DIRECTIVE: From the entries that follow, list every line in which the string "folders" appears.

begin PROVIDED DATA

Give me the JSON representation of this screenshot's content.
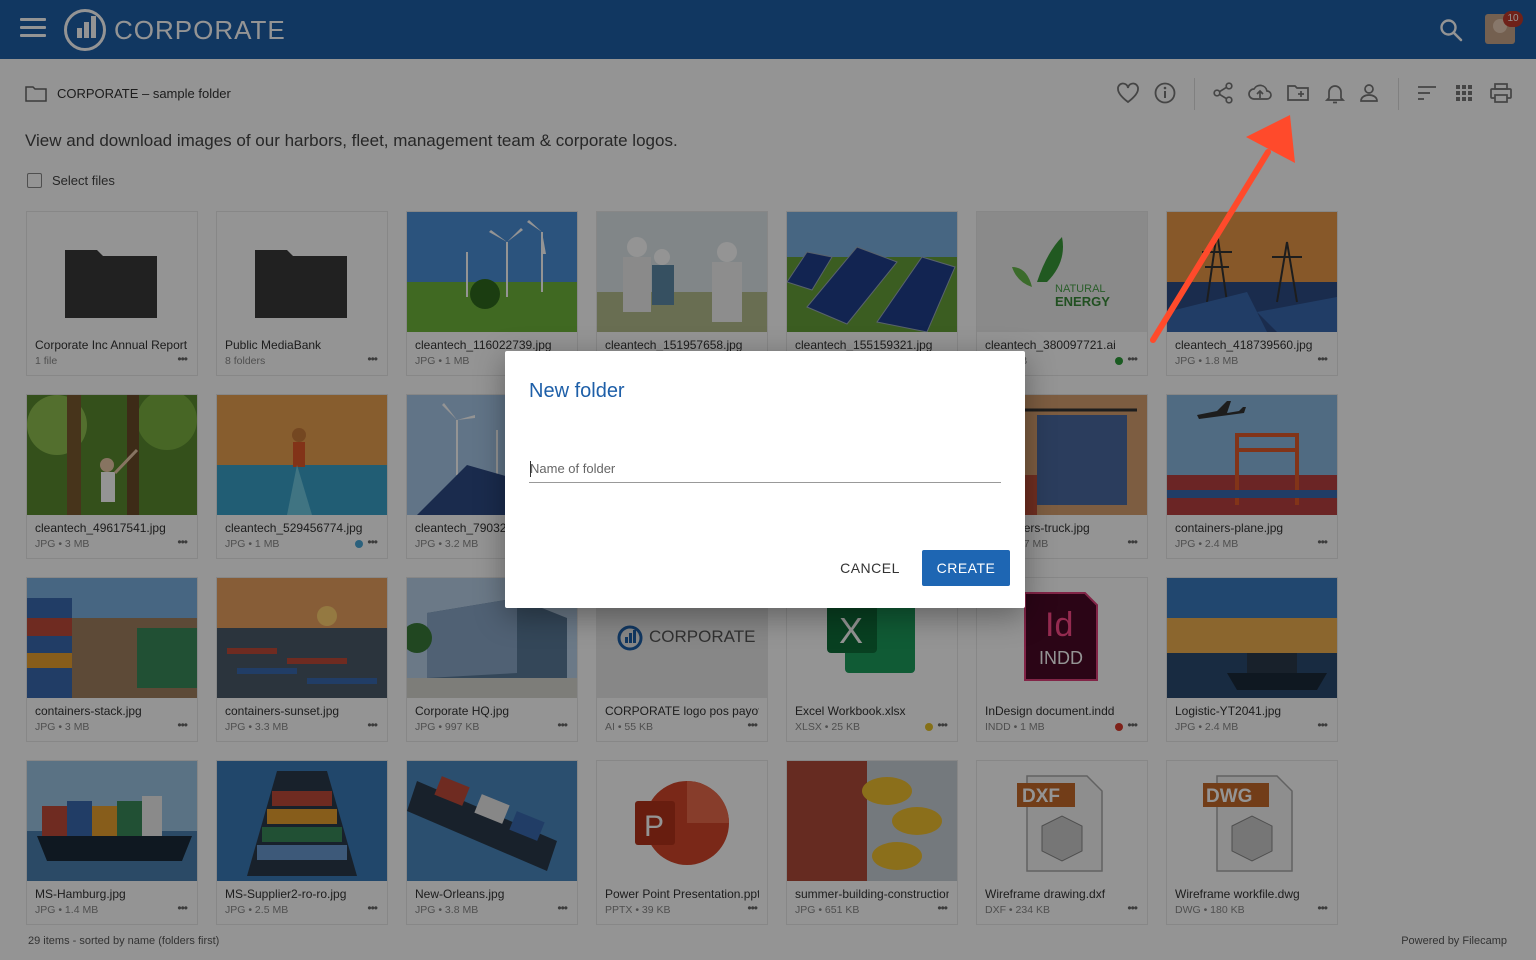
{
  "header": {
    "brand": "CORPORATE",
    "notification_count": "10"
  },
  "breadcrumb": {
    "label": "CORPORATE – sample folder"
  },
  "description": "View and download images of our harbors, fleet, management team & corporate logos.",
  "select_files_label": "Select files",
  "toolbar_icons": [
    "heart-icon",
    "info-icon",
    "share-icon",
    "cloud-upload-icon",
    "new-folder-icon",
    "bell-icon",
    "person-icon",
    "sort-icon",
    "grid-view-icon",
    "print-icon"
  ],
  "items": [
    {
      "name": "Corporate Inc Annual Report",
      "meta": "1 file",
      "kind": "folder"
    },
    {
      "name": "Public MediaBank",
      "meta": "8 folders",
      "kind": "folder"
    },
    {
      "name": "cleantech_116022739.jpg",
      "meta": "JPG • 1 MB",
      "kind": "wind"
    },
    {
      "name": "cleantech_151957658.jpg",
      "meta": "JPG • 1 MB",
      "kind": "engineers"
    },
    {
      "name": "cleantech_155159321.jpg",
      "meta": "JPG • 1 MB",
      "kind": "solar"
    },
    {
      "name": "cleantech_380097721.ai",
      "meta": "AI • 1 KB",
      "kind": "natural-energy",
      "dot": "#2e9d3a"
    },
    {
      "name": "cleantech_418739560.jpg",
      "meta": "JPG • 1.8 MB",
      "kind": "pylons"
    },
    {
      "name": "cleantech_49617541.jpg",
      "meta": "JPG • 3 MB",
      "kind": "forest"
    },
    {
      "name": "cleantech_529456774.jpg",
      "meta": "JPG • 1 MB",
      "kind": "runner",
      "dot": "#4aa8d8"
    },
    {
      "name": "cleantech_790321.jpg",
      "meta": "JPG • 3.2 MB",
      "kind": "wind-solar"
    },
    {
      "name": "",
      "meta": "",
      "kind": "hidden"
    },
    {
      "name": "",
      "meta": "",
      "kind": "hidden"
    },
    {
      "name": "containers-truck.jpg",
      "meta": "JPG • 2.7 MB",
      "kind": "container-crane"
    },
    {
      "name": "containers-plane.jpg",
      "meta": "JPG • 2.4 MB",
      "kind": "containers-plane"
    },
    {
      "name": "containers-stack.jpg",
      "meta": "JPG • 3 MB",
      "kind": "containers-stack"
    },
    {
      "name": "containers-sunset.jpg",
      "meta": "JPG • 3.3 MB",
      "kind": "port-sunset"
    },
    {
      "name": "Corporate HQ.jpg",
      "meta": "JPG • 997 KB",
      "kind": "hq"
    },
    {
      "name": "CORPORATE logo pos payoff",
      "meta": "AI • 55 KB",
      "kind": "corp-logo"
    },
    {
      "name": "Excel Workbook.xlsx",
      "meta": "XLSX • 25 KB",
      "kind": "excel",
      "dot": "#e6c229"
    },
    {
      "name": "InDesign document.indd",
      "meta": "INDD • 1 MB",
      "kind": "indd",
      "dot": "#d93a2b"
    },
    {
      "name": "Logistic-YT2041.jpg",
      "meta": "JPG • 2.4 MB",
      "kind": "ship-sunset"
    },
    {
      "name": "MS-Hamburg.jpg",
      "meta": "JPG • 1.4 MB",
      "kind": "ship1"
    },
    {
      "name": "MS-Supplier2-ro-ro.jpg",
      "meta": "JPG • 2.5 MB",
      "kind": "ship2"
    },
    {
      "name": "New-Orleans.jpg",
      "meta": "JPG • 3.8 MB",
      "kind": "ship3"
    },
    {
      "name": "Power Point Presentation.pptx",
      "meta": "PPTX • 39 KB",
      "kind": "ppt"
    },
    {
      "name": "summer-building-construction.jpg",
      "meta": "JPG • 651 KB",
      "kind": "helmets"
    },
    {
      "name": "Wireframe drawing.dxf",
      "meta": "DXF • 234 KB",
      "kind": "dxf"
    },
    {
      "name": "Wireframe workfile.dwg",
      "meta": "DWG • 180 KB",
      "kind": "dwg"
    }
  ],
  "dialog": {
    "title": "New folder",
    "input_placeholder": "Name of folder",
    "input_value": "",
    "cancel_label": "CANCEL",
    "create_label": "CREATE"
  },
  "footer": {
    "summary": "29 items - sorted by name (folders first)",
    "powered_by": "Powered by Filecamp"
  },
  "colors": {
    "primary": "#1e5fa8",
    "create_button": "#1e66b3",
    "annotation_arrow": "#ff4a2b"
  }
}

end PROVIDED DATA
begin PROVIDED DATA

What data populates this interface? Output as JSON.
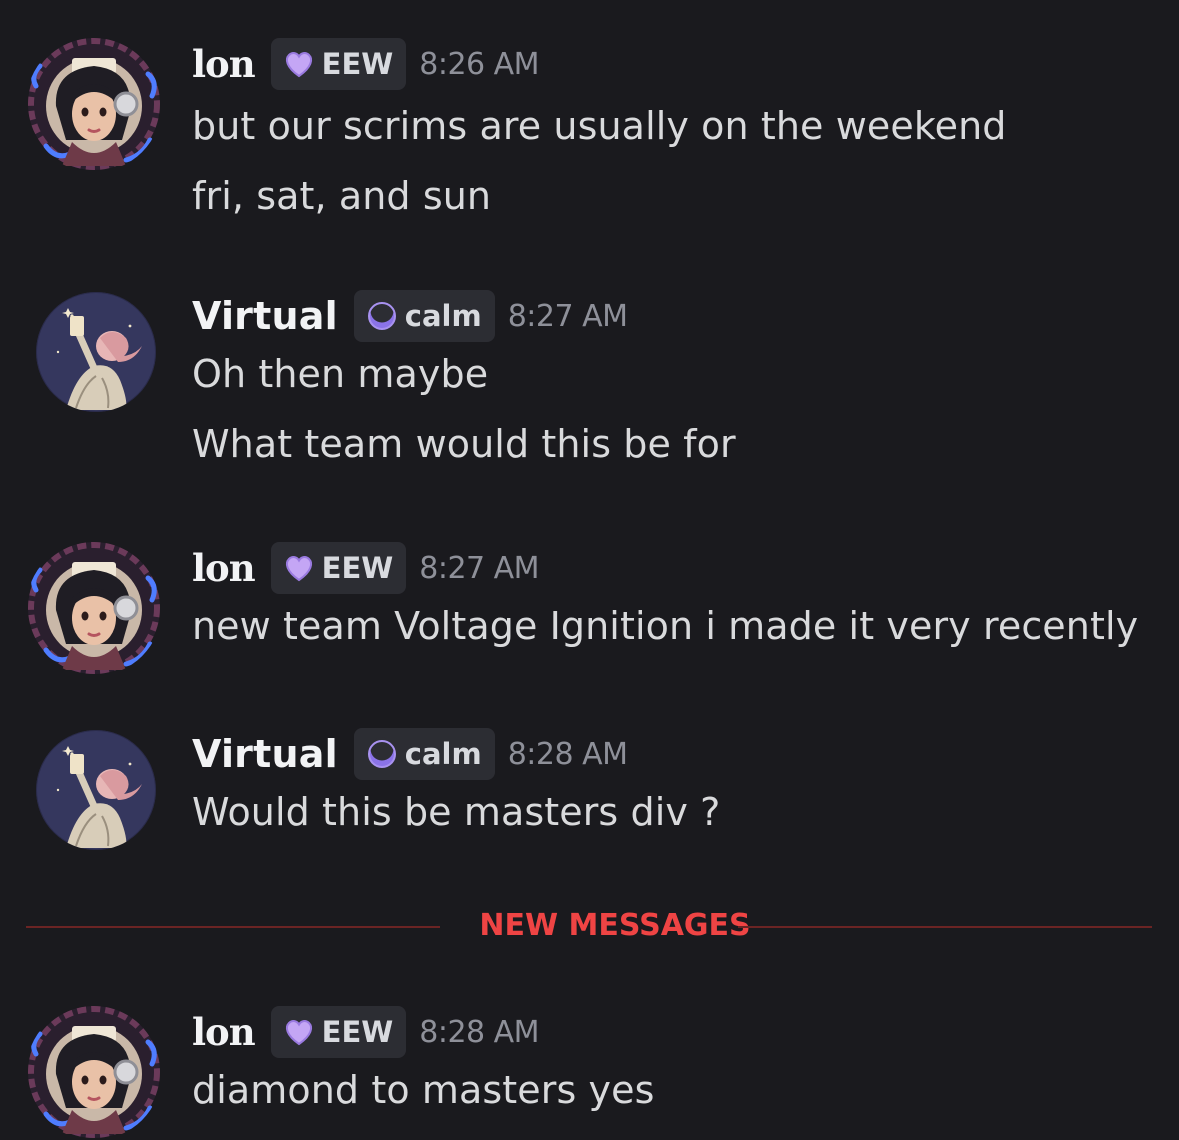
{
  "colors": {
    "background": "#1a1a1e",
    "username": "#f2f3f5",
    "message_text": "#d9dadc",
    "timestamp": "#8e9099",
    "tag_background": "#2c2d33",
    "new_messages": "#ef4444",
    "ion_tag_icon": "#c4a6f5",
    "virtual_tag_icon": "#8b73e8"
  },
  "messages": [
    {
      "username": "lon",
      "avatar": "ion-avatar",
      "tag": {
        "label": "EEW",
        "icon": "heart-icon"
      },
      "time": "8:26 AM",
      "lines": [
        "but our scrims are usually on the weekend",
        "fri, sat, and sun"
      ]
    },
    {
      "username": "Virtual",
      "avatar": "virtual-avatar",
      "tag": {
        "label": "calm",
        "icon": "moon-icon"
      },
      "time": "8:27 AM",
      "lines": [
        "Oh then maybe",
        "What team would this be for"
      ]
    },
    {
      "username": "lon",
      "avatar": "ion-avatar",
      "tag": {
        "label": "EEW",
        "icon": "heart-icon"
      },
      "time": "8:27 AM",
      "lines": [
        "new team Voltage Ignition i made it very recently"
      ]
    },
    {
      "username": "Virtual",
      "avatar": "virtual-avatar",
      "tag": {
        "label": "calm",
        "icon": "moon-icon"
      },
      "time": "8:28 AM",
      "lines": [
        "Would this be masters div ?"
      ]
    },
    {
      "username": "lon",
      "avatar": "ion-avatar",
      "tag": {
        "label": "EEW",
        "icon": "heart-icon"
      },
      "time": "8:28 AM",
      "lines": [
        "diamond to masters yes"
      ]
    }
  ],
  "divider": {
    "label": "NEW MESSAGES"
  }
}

end PROVIDED DATA

EXPECTED OUTPUT:
      "meta": "8 folders",
    "summary": "29 items - sorted by name (folders first)",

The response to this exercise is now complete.